■ DIRECTIVE:
Omit any picture, and return the remaining data exactly as written.
== INFORMATION SUPPLIED ==
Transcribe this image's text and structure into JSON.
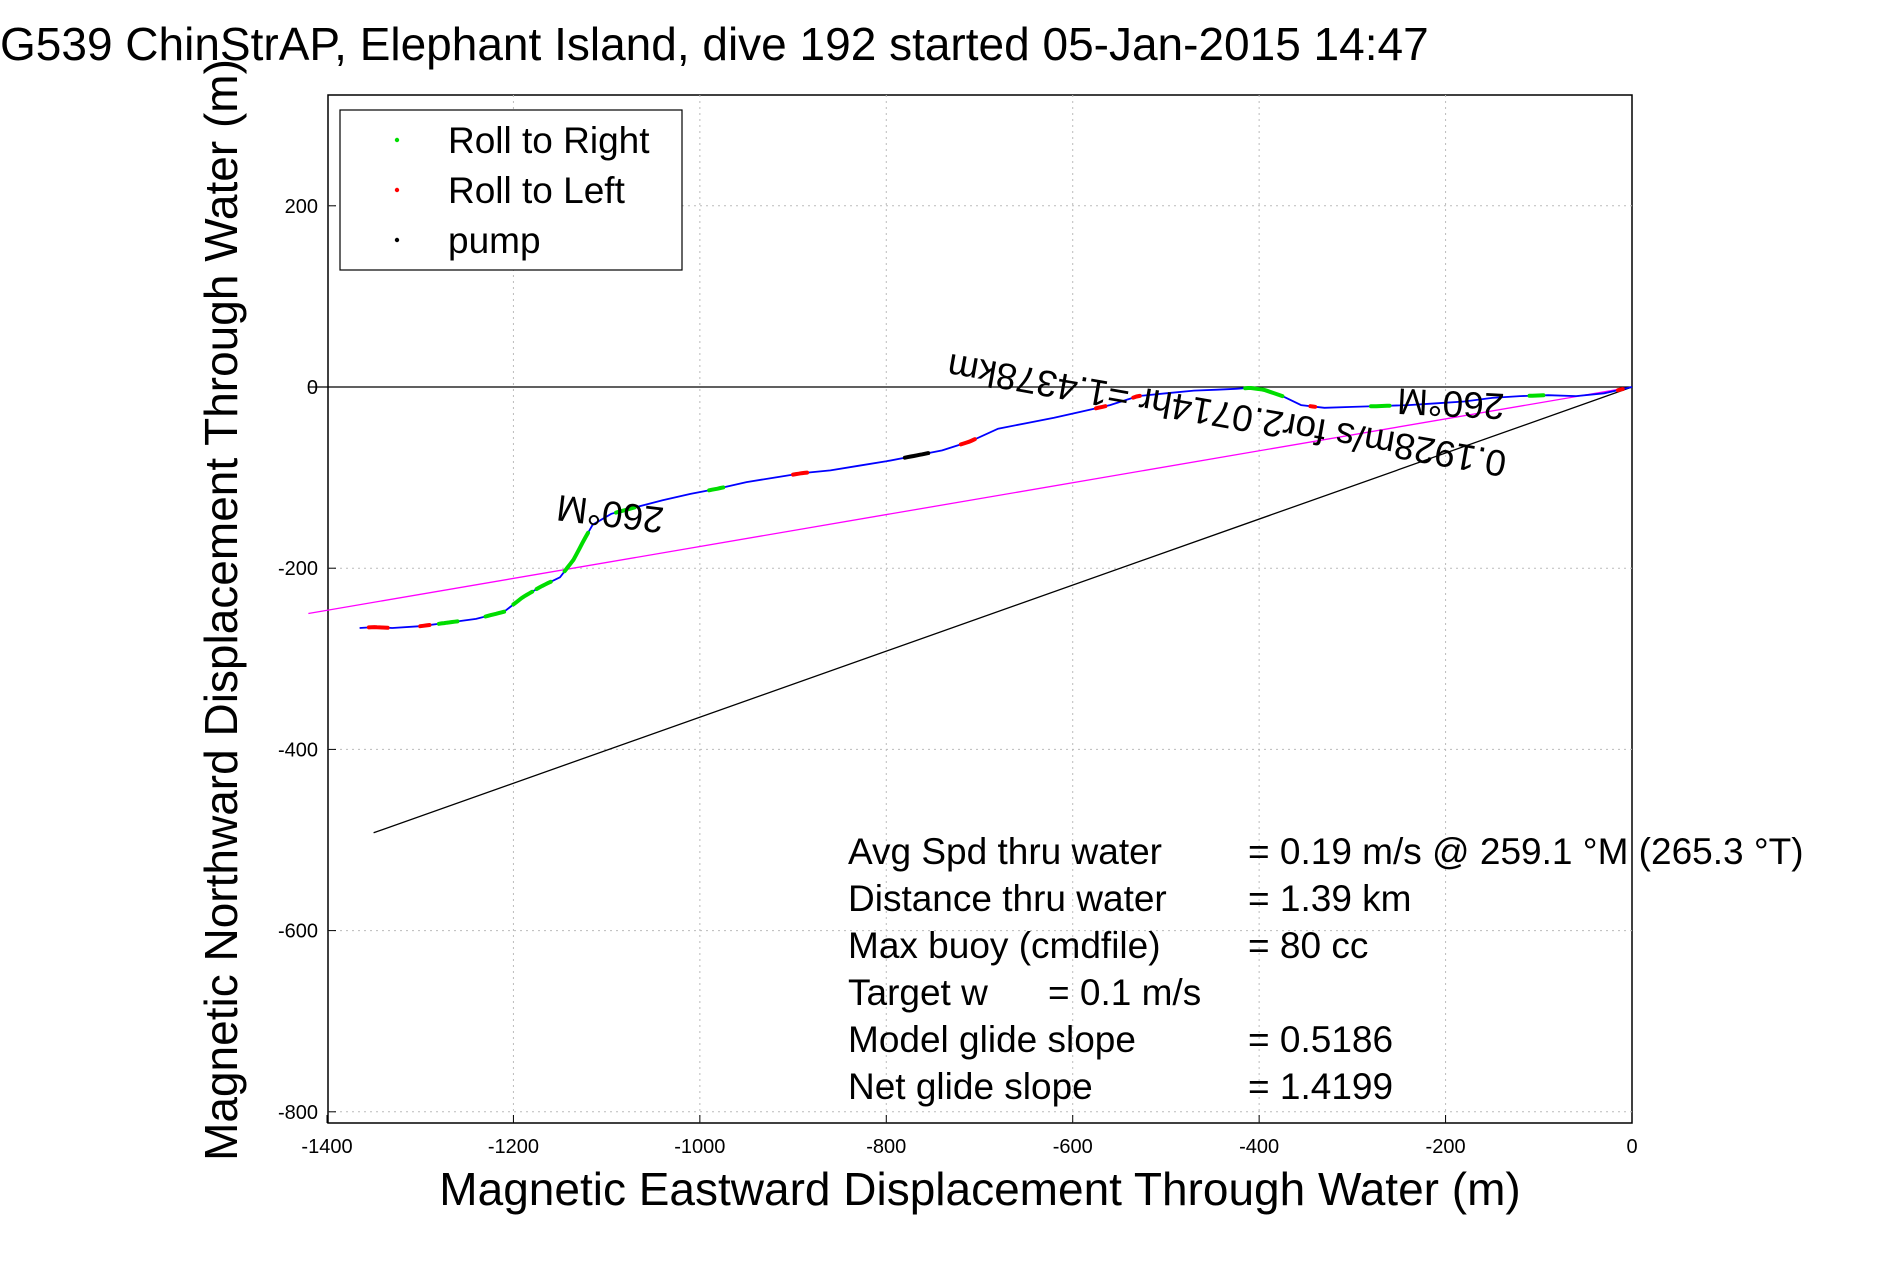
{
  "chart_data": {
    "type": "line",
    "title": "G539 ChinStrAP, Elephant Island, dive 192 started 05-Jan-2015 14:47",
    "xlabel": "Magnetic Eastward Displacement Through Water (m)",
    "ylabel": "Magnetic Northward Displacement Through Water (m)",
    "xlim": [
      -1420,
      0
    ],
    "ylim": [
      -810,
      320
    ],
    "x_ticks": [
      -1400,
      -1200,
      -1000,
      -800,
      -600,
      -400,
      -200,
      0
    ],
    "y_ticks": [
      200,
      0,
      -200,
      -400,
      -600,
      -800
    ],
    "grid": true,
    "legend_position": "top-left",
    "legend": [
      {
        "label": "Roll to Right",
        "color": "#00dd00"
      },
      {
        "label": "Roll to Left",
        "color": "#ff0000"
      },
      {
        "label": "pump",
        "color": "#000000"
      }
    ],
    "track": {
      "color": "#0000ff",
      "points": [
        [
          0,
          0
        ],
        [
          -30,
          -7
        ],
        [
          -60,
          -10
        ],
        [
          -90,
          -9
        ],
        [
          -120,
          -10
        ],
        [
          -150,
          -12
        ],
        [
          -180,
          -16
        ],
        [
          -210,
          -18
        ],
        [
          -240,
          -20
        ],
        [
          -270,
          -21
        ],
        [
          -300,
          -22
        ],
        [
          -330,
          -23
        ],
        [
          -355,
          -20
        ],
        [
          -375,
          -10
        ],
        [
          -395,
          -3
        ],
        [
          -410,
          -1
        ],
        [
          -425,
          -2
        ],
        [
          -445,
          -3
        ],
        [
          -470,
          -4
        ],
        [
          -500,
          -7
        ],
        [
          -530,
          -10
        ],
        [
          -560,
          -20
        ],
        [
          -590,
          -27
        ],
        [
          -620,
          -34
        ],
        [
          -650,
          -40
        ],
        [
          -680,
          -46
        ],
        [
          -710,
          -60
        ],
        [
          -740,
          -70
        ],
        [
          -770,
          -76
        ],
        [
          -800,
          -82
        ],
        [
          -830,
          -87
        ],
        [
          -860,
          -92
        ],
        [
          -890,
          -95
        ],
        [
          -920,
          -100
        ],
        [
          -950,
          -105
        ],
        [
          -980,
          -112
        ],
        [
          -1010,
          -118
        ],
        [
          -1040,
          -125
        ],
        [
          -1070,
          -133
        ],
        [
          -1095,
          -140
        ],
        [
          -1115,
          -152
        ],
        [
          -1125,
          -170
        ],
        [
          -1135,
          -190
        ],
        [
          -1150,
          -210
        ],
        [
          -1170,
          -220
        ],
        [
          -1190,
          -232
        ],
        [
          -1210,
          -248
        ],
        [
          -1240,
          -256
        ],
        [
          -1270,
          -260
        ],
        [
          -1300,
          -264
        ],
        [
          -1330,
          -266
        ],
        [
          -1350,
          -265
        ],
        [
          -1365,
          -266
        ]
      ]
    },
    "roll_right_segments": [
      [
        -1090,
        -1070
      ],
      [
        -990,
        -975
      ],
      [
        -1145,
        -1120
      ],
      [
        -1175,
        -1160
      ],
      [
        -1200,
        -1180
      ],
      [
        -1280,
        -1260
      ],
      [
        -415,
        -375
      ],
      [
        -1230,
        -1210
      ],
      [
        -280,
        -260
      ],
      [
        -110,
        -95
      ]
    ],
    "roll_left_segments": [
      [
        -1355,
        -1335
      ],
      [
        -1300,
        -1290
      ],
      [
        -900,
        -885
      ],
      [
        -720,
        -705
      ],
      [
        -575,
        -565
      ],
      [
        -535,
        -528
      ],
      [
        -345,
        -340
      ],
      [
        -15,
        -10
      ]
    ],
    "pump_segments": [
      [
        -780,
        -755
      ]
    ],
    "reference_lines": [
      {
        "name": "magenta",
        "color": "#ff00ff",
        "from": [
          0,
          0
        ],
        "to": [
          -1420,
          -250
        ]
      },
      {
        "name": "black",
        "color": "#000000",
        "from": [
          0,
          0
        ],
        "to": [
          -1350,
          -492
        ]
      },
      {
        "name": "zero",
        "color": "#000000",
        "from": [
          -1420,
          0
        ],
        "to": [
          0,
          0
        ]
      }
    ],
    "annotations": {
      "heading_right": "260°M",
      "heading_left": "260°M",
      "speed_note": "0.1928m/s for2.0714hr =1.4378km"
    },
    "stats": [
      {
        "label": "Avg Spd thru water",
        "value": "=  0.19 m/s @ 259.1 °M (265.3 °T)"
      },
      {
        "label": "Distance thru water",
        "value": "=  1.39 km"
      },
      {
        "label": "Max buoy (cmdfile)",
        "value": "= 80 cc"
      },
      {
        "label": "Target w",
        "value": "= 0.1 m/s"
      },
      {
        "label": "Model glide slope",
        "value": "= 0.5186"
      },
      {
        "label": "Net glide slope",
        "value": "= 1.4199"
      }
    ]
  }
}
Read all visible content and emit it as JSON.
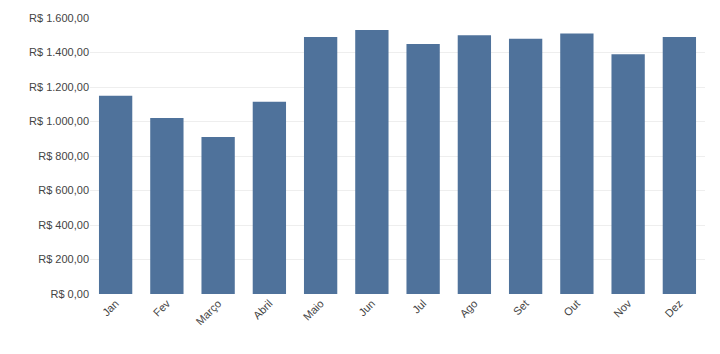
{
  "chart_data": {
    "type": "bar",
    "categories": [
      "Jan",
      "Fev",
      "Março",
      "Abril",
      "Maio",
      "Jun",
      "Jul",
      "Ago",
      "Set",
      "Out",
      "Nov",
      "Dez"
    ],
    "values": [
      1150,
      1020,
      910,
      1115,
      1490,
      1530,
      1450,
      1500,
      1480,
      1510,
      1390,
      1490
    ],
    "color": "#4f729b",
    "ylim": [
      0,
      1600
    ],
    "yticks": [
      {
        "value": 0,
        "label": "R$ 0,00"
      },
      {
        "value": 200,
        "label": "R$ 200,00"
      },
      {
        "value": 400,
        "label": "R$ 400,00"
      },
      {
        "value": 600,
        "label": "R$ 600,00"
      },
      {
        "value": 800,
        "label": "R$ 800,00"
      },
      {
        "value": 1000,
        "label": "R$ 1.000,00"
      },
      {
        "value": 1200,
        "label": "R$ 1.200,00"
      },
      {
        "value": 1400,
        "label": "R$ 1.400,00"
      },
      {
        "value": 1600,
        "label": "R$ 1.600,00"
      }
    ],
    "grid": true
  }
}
===
■ SOLUTION TO THIS PROBLEM:
Transcribe this image's text and structure into JSON.
{
  "chart_data": {
    "type": "line",
    "title": "G539 ChinStrAP, Elephant Island, dive 192 started 05-Jan-2015 14:47",
    "xlabel": "Magnetic Eastward Displacement Through Water (m)",
    "ylabel": "Magnetic Northward Displacement Through Water (m)",
    "xlim": [
      -1420,
      0
    ],
    "ylim": [
      -810,
      320
    ],
    "x_ticks": [
      -1400,
      -1200,
      -1000,
      -800,
      -600,
      -400,
      -200,
      0
    ],
    "y_ticks": [
      200,
      0,
      -200,
      -400,
      -600,
      -800
    ],
    "grid": true,
    "legend_position": "top-left",
    "legend": [
      {
        "label": "Roll to Right",
        "color": "#00dd00"
      },
      {
        "label": "Roll to Left",
        "color": "#ff0000"
      },
      {
        "label": "pump",
        "color": "#000000"
      }
    ],
    "track": {
      "color": "#0000ff",
      "points": [
        [
          0,
          0
        ],
        [
          -30,
          -7
        ],
        [
          -60,
          -10
        ],
        [
          -90,
          -9
        ],
        [
          -120,
          -10
        ],
        [
          -150,
          -12
        ],
        [
          -180,
          -16
        ],
        [
          -210,
          -18
        ],
        [
          -240,
          -20
        ],
        [
          -270,
          -21
        ],
        [
          -300,
          -22
        ],
        [
          -330,
          -23
        ],
        [
          -355,
          -20
        ],
        [
          -375,
          -10
        ],
        [
          -395,
          -3
        ],
        [
          -410,
          -1
        ],
        [
          -425,
          -2
        ],
        [
          -445,
          -3
        ],
        [
          -470,
          -4
        ],
        [
          -500,
          -7
        ],
        [
          -530,
          -10
        ],
        [
          -560,
          -20
        ],
        [
          -590,
          -27
        ],
        [
          -620,
          -34
        ],
        [
          -650,
          -40
        ],
        [
          -680,
          -46
        ],
        [
          -710,
          -60
        ],
        [
          -740,
          -70
        ],
        [
          -770,
          -76
        ],
        [
          -800,
          -82
        ],
        [
          -830,
          -87
        ],
        [
          -860,
          -92
        ],
        [
          -890,
          -95
        ],
        [
          -920,
          -100
        ],
        [
          -950,
          -105
        ],
        [
          -980,
          -112
        ],
        [
          -1010,
          -118
        ],
        [
          -1040,
          -125
        ],
        [
          -1070,
          -133
        ],
        [
          -1095,
          -140
        ],
        [
          -1115,
          -152
        ],
        [
          -1125,
          -170
        ],
        [
          -1135,
          -190
        ],
        [
          -1150,
          -210
        ],
        [
          -1170,
          -220
        ],
        [
          -1190,
          -232
        ],
        [
          -1210,
          -248
        ],
        [
          -1240,
          -256
        ],
        [
          -1270,
          -260
        ],
        [
          -1300,
          -264
        ],
        [
          -1330,
          -266
        ],
        [
          -1350,
          -265
        ],
        [
          -1365,
          -266
        ]
      ]
    },
    "roll_right_segments": [
      [
        -1090,
        -1070
      ],
      [
        -990,
        -975
      ],
      [
        -1145,
        -1120
      ],
      [
        -1175,
        -1160
      ],
      [
        -1200,
        -1180
      ],
      [
        -1280,
        -1260
      ],
      [
        -415,
        -375
      ],
      [
        -1230,
        -1210
      ],
      [
        -280,
        -260
      ],
      [
        -110,
        -95
      ]
    ],
    "roll_left_segments": [
      [
        -1355,
        -1335
      ],
      [
        -1300,
        -1290
      ],
      [
        -900,
        -885
      ],
      [
        -720,
        -705
      ],
      [
        -575,
        -565
      ],
      [
        -535,
        -528
      ],
      [
        -345,
        -340
      ],
      [
        -15,
        -10
      ]
    ],
    "pump_segments": [
      [
        -780,
        -755
      ]
    ],
    "reference_lines": [
      {
        "name": "magenta",
        "color": "#ff00ff",
        "from": [
          0,
          0
        ],
        "to": [
          -1420,
          -250
        ]
      },
      {
        "name": "black",
        "color": "#000000",
        "from": [
          0,
          0
        ],
        "to": [
          -1350,
          -492
        ]
      },
      {
        "name": "zero",
        "color": "#000000",
        "from": [
          -1420,
          0
        ],
        "to": [
          0,
          0
        ]
      }
    ],
    "annotations": {
      "heading_right": "260°M",
      "heading_left": "260°M",
      "speed_note": "0.1928m/s for2.0714hr =1.4378km"
    },
    "stats": [
      {
        "label": "Avg Spd thru water",
        "value": "=  0.19 m/s @ 259.1 °M (265.3 °T)"
      },
      {
        "label": "Distance thru water",
        "value": "=  1.39 km"
      },
      {
        "label": "Max buoy (cmdfile)",
        "value": "= 80 cc"
      },
      {
        "label": "Target w",
        "value": "= 0.1 m/s"
      },
      {
        "label": "Model glide slope",
        "value": "= 0.5186"
      },
      {
        "label": "Net glide slope",
        "value": "= 1.4199"
      }
    ]
  }
}
Read all visible content and emit it as JSON.
{
  "chart_data": {
    "type": "bar",
    "categories": [
      "Jan",
      "Fev",
      "Março",
      "Abril",
      "Maio",
      "Jun",
      "Jul",
      "Ago",
      "Set",
      "Out",
      "Nov",
      "Dez"
    ],
    "values": [
      1150,
      1020,
      910,
      1115,
      1490,
      1530,
      1450,
      1500,
      1480,
      1510,
      1390,
      1490
    ],
    "color": "#4f729b",
    "ylim": [
      0,
      1600
    ],
    "yticks": [
      {
        "value": 0,
        "label": "R$ 0,00"
      },
      {
        "value": 200,
        "label": "R$ 200,00"
      },
      {
        "value": 400,
        "label": "R$ 400,00"
      },
      {
        "value": 600,
        "label": "R$ 600,00"
      },
      {
        "value": 800,
        "label": "R$ 800,00"
      },
      {
        "value": 1000,
        "label": "R$ 1.000,00"
      },
      {
        "value": 1200,
        "label": "R$ 1.200,00"
      },
      {
        "value": 1400,
        "label": "R$ 1.400,00"
      },
      {
        "value": 1600,
        "label": "R$ 1.600,00"
      }
    ],
    "grid": true
  }
}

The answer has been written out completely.